Aim:
Transcribe all of the records word for word, but omit the pictures.

+ + + + +

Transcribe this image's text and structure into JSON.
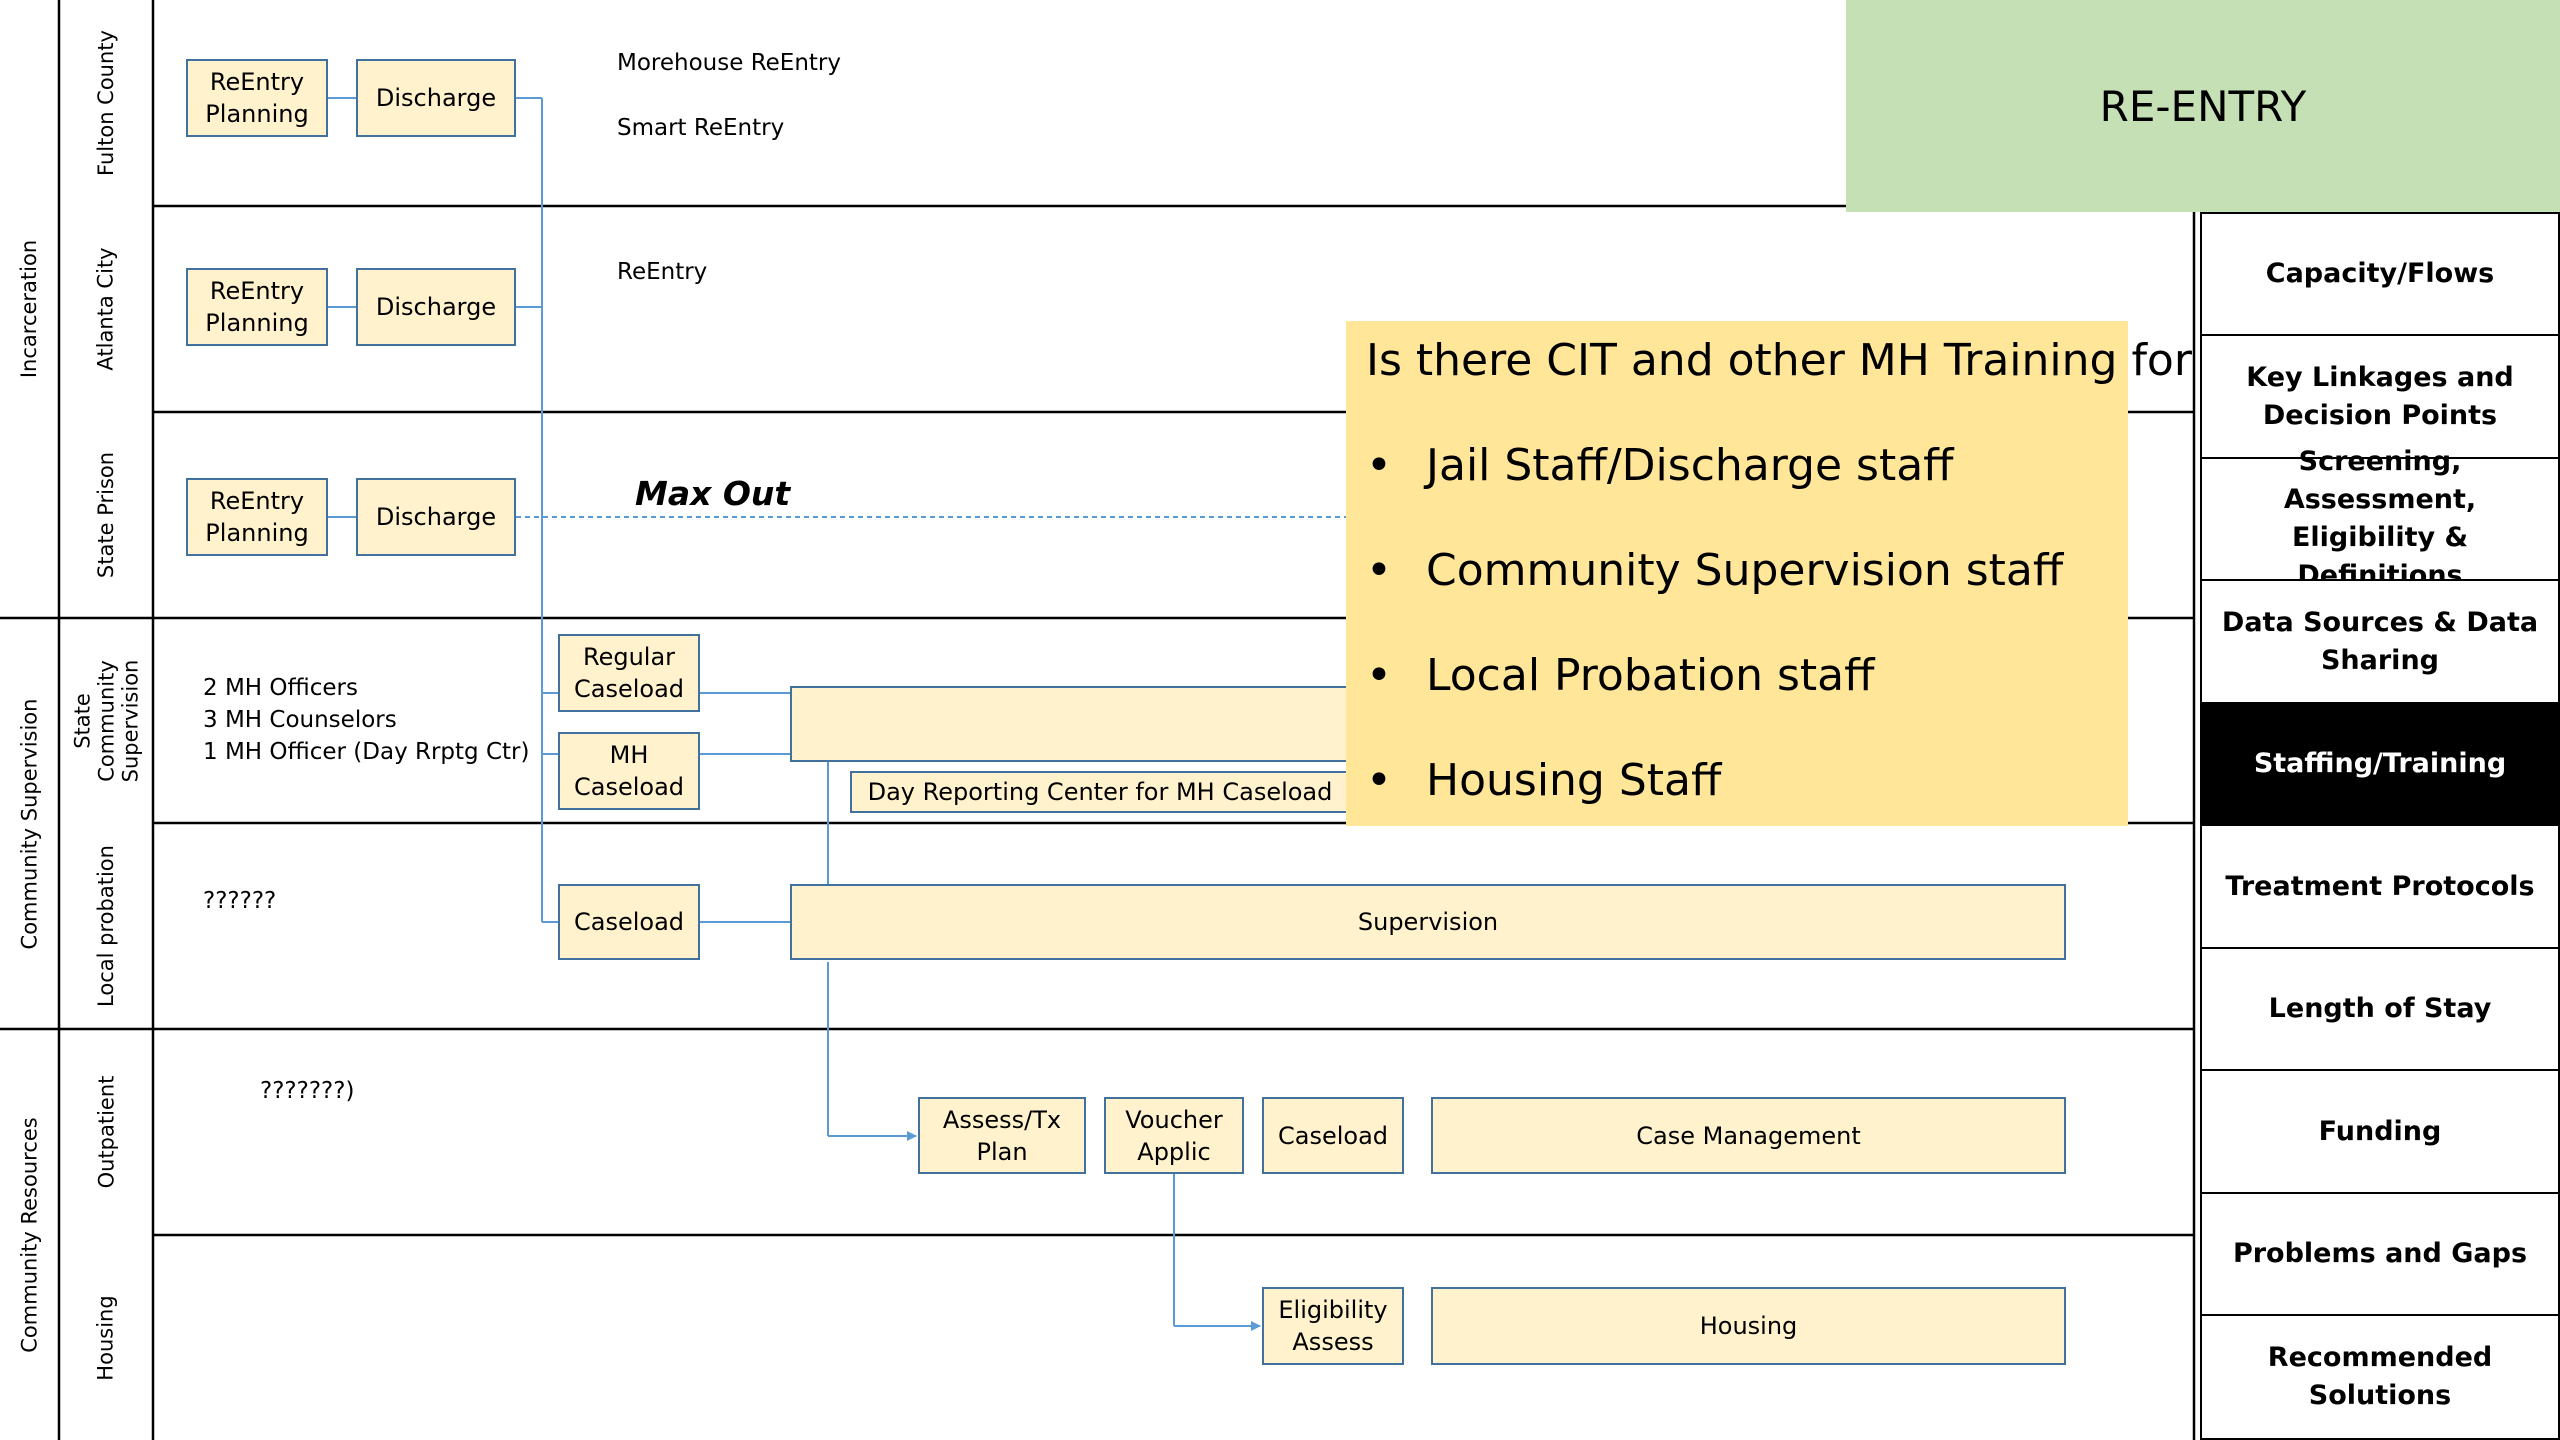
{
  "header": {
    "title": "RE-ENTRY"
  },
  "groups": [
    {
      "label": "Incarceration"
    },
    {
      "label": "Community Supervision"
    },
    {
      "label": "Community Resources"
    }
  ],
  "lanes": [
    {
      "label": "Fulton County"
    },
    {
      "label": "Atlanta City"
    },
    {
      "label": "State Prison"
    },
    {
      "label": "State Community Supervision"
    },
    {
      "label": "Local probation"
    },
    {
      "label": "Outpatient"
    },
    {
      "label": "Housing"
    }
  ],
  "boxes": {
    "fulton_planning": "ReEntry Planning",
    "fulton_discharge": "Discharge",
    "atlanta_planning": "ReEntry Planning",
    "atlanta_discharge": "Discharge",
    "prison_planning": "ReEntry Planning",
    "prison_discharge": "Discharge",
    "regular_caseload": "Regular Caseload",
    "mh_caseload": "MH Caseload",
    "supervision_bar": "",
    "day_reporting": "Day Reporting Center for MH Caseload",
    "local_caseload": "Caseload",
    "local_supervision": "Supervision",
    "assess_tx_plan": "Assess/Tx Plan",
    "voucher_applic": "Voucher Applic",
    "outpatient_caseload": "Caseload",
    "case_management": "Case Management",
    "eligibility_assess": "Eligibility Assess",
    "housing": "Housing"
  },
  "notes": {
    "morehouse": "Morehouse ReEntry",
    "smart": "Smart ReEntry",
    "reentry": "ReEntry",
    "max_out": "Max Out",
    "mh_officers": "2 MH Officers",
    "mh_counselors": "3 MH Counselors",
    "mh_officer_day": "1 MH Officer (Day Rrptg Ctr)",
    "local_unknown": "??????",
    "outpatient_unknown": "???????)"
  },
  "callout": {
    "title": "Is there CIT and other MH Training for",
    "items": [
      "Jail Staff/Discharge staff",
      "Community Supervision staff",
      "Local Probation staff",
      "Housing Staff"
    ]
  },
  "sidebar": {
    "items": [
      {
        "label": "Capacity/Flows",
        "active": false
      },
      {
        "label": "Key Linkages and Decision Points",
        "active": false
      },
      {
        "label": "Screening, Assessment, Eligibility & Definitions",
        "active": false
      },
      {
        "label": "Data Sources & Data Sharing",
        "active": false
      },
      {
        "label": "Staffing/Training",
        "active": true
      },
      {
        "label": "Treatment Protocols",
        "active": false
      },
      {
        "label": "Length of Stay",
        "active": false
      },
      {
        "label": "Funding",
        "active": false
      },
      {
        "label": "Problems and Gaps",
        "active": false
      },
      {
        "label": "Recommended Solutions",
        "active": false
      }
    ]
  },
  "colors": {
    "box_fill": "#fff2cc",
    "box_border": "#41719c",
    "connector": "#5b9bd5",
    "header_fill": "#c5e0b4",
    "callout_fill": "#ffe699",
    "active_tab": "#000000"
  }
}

+ + + + +

Full output:
Transcribe this image's text and structure into JSON.
{
  "header": {
    "title": "RE-ENTRY"
  },
  "groups": [
    {
      "label": "Incarceration"
    },
    {
      "label": "Community Supervision"
    },
    {
      "label": "Community Resources"
    }
  ],
  "lanes": [
    {
      "label": "Fulton County"
    },
    {
      "label": "Atlanta City"
    },
    {
      "label": "State Prison"
    },
    {
      "label": "State Community Supervision"
    },
    {
      "label": "Local probation"
    },
    {
      "label": "Outpatient"
    },
    {
      "label": "Housing"
    }
  ],
  "boxes": {
    "fulton_planning": "ReEntry Planning",
    "fulton_discharge": "Discharge",
    "atlanta_planning": "ReEntry Planning",
    "atlanta_discharge": "Discharge",
    "prison_planning": "ReEntry Planning",
    "prison_discharge": "Discharge",
    "regular_caseload": "Regular Caseload",
    "mh_caseload": "MH Caseload",
    "supervision_bar": "",
    "day_reporting": "Day Reporting Center for MH Caseload",
    "local_caseload": "Caseload",
    "local_supervision": "Supervision",
    "assess_tx_plan": "Assess/Tx Plan",
    "voucher_applic": "Voucher Applic",
    "outpatient_caseload": "Caseload",
    "case_management": "Case Management",
    "eligibility_assess": "Eligibility Assess",
    "housing": "Housing"
  },
  "notes": {
    "morehouse": "Morehouse ReEntry",
    "smart": "Smart ReEntry",
    "reentry": "ReEntry",
    "max_out": "Max Out",
    "mh_officers": "2 MH Officers",
    "mh_counselors": "3 MH Counselors",
    "mh_officer_day": "1 MH Officer (Day Rrptg Ctr)",
    "local_unknown": "??????",
    "outpatient_unknown": "???????)"
  },
  "callout": {
    "title": "Is there CIT and other MH Training for",
    "items": [
      "Jail Staff/Discharge staff",
      "Community Supervision staff",
      "Local Probation staff",
      "Housing Staff"
    ]
  },
  "sidebar": {
    "items": [
      {
        "label": "Capacity/Flows",
        "active": false
      },
      {
        "label": "Key Linkages and Decision Points",
        "active": false
      },
      {
        "label": "Screening, Assessment, Eligibility & Definitions",
        "active": false
      },
      {
        "label": "Data Sources & Data Sharing",
        "active": false
      },
      {
        "label": "Staffing/Training",
        "active": true
      },
      {
        "label": "Treatment Protocols",
        "active": false
      },
      {
        "label": "Length of Stay",
        "active": false
      },
      {
        "label": "Funding",
        "active": false
      },
      {
        "label": "Problems and Gaps",
        "active": false
      },
      {
        "label": "Recommended Solutions",
        "active": false
      }
    ]
  },
  "colors": {
    "box_fill": "#fff2cc",
    "box_border": "#41719c",
    "connector": "#5b9bd5",
    "header_fill": "#c5e0b4",
    "callout_fill": "#ffe699",
    "active_tab": "#000000"
  }
}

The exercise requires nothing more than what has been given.